Exercise directions:
Below are some records. Copy every line in them that holds "الوظيفة".

Saved entries:
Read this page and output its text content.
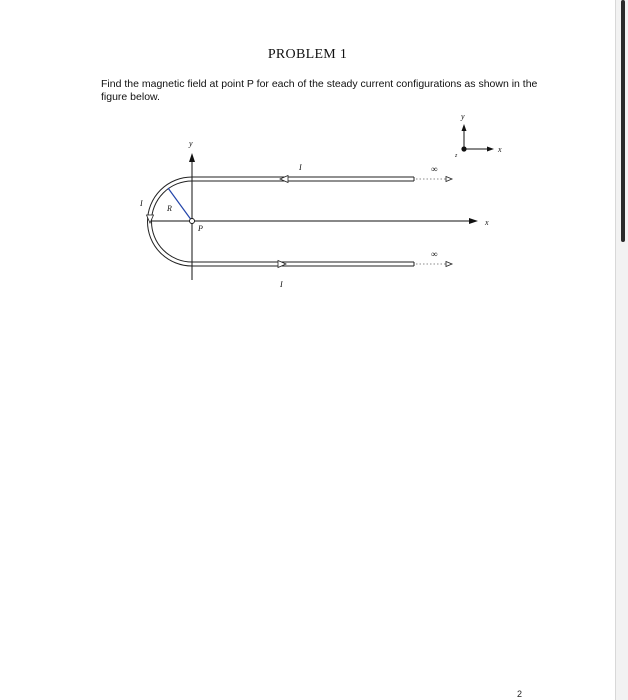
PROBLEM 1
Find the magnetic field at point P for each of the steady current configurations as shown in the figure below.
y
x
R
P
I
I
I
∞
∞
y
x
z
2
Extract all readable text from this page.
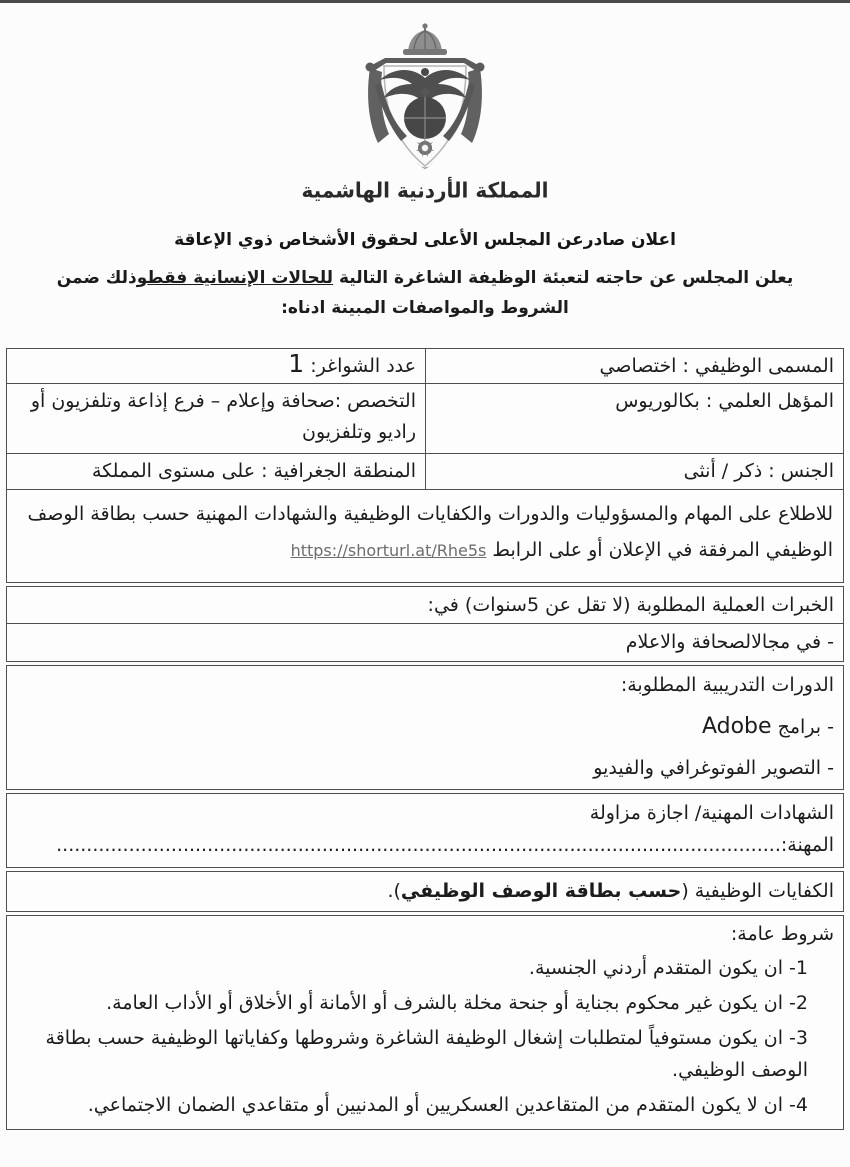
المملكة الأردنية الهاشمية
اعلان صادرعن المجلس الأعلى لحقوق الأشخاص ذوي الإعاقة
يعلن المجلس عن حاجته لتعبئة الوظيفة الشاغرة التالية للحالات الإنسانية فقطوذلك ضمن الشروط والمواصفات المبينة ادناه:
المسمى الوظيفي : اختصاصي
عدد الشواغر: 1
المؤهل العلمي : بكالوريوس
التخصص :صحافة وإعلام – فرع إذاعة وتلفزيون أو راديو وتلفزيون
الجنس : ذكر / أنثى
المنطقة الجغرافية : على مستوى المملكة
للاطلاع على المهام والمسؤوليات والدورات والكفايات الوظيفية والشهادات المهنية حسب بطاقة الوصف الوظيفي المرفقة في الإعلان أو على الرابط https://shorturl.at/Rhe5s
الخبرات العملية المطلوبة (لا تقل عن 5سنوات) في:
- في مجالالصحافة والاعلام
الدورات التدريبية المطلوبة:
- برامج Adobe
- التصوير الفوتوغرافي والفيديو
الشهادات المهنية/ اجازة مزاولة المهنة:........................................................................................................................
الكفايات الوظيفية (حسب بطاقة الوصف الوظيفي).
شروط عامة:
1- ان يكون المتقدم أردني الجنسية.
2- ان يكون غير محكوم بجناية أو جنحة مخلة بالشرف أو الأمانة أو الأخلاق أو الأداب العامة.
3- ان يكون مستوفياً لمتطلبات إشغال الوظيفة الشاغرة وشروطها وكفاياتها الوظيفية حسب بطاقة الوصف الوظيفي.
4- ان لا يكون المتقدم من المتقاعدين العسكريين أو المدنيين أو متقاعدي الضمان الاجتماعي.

Answer to the problem:
يعلن المجلس عن حاجته لتعبئة الوظيفة الشاغرة التالية للحالات الإنسانية فقطوذلك ضمن الشروط والمواصفات المبينة ادناه:
3- ان يكون مستوفياً لمتطلبات إشغال الوظيفة الشاغرة وشروطها وكفاياتها الوظيفية حسب بطاقة الوصف الوظيفي.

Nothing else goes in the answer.